Transcribed document page entries
◇ ◇ ◇

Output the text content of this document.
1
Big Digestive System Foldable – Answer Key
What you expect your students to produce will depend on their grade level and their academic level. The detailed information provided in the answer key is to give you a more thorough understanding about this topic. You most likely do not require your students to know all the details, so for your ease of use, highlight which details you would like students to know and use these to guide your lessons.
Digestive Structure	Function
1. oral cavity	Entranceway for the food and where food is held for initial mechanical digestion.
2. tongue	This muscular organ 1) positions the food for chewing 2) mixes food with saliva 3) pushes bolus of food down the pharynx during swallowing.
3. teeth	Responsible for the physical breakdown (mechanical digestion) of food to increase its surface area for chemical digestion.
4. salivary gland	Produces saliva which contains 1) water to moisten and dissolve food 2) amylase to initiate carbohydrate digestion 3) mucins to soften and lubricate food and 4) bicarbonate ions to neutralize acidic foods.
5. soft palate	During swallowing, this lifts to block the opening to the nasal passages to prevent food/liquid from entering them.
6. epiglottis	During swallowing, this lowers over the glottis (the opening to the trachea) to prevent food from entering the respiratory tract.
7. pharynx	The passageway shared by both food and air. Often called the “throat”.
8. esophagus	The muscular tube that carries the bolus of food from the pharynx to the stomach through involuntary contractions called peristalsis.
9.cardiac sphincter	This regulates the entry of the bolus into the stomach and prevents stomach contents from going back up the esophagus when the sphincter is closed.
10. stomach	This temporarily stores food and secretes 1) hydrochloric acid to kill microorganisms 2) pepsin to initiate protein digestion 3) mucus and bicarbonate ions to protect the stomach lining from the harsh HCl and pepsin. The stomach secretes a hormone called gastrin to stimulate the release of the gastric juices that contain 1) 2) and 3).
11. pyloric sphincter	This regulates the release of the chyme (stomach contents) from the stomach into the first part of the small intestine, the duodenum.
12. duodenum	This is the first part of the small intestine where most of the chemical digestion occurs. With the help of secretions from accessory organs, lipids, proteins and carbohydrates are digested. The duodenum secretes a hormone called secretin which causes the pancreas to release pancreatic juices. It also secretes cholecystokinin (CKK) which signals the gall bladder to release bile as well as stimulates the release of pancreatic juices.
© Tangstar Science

◇ ◇ ◇

### What is being asked
The records shown above are to be retyped exactly, with none omitted.

### Answer to the exercise
Output the text content of this document.
1
Big Digestive System Foldable – Answer Key
What you expect your students to produce will depend on their grade level and their academic level. The detailed information provided in the answer key is to give you a more thorough understanding about this topic. You most likely do not require your students to know all the details, so for your ease of use, highlight which details you would like students to know and use these to guide your lessons.
Digestive Structure	Function
1. oral cavity	Entranceway for the food and where food is held for initial mechanical digestion.
2. tongue	This muscular organ 1) positions the food for chewing 2) mixes food with saliva 3) pushes bolus of food down the pharynx during swallowing.
3. teeth	Responsible for the physical breakdown (mechanical digestion) of food to increase its surface area for chemical digestion.
4. salivary gland	Produces saliva which contains 1) water to moisten and dissolve food 2) amylase to initiate carbohydrate digestion 3) mucins to soften and lubricate food and 4) bicarbonate ions to neutralize acidic foods.
5. soft palate	During swallowing, this lifts to block the opening to the nasal passages to prevent food/liquid from entering them.
6. epiglottis	During swallowing, this lowers over the glottis (the opening to the trachea) to prevent food from entering the respiratory tract.
7. pharynx	The passageway shared by both food and air. Often called the “throat”.
8. esophagus	The muscular tube that carries the bolus of food from the pharynx to the stomach through involuntary contractions called peristalsis.
9.cardiac sphincter	This regulates the entry of the bolus into the stomach and prevents stomach contents from going back up the esophagus when the sphincter is closed.
10. stomach	This temporarily stores food and secretes 1) hydrochloric acid to kill microorganisms 2) pepsin to initiate protein digestion 3) mucus and bicarbonate ions to protect the stomach lining from the harsh HCl and pepsin. The stomach secretes a hormone called gastrin to stimulate the release of the gastric juices that contain 1) 2) and 3).
11. pyloric sphincter	This regulates the release of the chyme (stomach contents) from the stomach into the first part of the small intestine, the duodenum.
12. duodenum	This is the first part of the small intestine where most of the chemical digestion occurs. With the help of secretions from accessory organs, lipids, proteins and carbohydrates are digested. The duodenum secretes a hormone called secretin which causes the pancreas to release pancreatic juices. It also secretes cholecystokinin (CKK) which signals the gall bladder to release bile as well as stimulates the release of pancreatic juices.
© Tangstar Science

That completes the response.